The Commute – 5

The Unanticipated Investment

Darling dearest,

Thousands of tire treads imprinted on a road.

Pages of a book, tell of an endless, eternal story of people and their heart-wrenching longing to be somewhere else,with someone else.

In a footnote somewhere are my bootprints and…your name.

History books won’t cease to wax poetic about distinguished men who were apt at turning out empires of cash from absolutely nothing, like one John from a clan of the Rockefeller’s. Future books will do the same am sure for one Warren from a clan with a salad sounding name I can’t recall. They will berate you with tales of great noble deeds that these men accomplished and they will aptly have you believe no one can possibly achieve the same feats as these men.

My dear, I tell you do not believe them, do not regard them for a minute, in fact stop reading them at all, stop now I tell you, because I found a man with a similar acumen for creating money if not better.

You see the tout in our bus was no ordinary man. This man you have to understand, with his matching brown pants and tees and tank top, holding the bank of Baroda in his left hand, and the central bank of Kenya in his extremely volumous pant pockets, his conduct merited my full admiration and attention.

You ought to have seen how the gears were grinding inside his head as he plid his noble trade, up and down the aisle of the bus, collecting our fares and handing out tickets..

== Aim of the task ==
Name every piece of clothing the letter says the tout on the bus wears. The lines that come next play no part in working with the letter.

== Given data ==
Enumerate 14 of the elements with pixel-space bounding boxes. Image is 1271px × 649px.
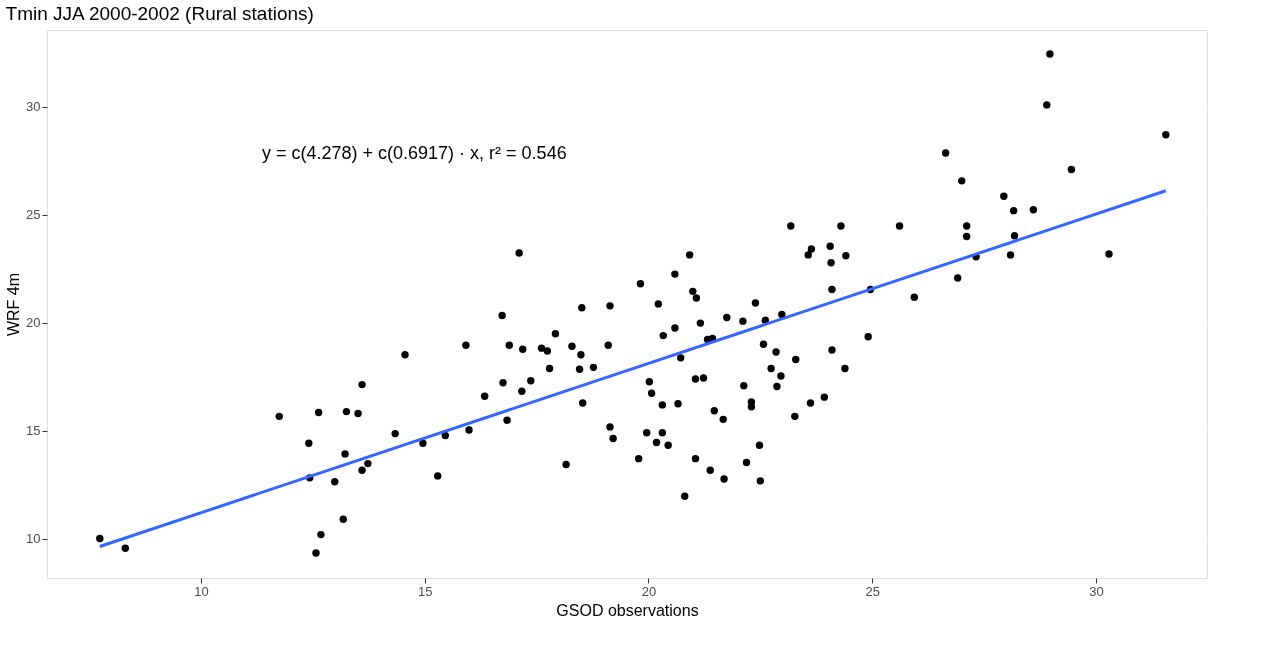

== Result of the exercise ==
Brown pants, tees, and a tank top.